**Prompt:** Filter the listing below, copying every line in which the word "والذي" appears.

------------------------------------------------

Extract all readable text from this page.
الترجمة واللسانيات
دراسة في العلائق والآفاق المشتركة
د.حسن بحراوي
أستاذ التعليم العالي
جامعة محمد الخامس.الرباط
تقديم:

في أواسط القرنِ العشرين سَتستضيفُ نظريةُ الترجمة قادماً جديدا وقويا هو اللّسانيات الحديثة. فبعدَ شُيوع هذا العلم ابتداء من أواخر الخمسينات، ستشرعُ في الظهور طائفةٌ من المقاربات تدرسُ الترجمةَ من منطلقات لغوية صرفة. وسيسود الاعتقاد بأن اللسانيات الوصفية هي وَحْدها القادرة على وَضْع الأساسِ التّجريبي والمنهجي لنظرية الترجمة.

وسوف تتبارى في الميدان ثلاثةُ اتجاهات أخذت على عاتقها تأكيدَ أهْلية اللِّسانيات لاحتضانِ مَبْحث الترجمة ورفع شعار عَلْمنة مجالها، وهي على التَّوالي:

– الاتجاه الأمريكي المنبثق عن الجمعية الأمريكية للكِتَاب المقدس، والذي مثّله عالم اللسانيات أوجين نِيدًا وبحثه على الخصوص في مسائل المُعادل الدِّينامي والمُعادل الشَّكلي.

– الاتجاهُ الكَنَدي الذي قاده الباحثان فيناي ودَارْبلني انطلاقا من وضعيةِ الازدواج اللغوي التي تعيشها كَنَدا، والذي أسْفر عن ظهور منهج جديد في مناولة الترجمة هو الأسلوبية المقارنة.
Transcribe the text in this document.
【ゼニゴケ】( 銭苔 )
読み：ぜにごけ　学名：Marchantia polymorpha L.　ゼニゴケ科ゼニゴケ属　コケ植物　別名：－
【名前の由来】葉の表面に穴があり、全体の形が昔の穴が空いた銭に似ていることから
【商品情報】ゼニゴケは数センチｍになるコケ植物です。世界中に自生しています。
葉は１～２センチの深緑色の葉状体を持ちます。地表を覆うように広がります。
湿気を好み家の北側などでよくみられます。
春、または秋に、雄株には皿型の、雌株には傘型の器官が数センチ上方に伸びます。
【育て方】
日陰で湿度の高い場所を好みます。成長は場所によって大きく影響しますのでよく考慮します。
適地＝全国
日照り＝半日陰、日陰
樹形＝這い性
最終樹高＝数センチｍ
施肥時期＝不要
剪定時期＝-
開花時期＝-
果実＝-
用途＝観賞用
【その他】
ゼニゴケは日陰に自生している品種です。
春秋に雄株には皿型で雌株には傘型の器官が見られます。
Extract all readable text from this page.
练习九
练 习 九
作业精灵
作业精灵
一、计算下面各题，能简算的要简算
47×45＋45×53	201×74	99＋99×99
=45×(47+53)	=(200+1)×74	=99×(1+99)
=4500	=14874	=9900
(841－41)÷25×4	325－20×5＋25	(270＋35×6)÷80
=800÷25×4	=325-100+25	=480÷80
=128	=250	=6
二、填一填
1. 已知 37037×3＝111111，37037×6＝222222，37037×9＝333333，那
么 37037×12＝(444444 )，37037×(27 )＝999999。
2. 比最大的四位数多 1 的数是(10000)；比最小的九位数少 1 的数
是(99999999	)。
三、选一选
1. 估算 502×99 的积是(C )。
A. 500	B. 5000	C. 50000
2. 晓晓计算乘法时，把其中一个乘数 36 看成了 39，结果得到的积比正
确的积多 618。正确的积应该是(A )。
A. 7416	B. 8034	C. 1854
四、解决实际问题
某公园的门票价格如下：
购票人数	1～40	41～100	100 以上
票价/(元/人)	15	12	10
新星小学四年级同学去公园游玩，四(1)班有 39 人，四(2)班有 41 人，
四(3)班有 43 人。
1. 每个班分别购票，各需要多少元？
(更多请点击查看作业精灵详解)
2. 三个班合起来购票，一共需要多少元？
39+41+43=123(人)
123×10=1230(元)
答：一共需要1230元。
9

------------------------------------------------

**The answer:**
– الاتجاه الأمريكي المنبثق عن الجمعية الأمريكية للكِتَاب المقدس، والذي مثّله عالم اللسانيات أوجين نِيدًا وبحثه على الخصوص في مسائل المُعادل الدِّينامي والمُعادل الشَّكلي.
– الاتجاهُ الكَنَدي الذي قاده الباحثان فيناي ودَارْبلني انطلاقا من وضعيةِ الازدواج اللغوي التي تعيشها كَنَدا، والذي أسْفر عن ظهور منهج جديد في مناولة الترجمة هو الأسلوبية المقارنة.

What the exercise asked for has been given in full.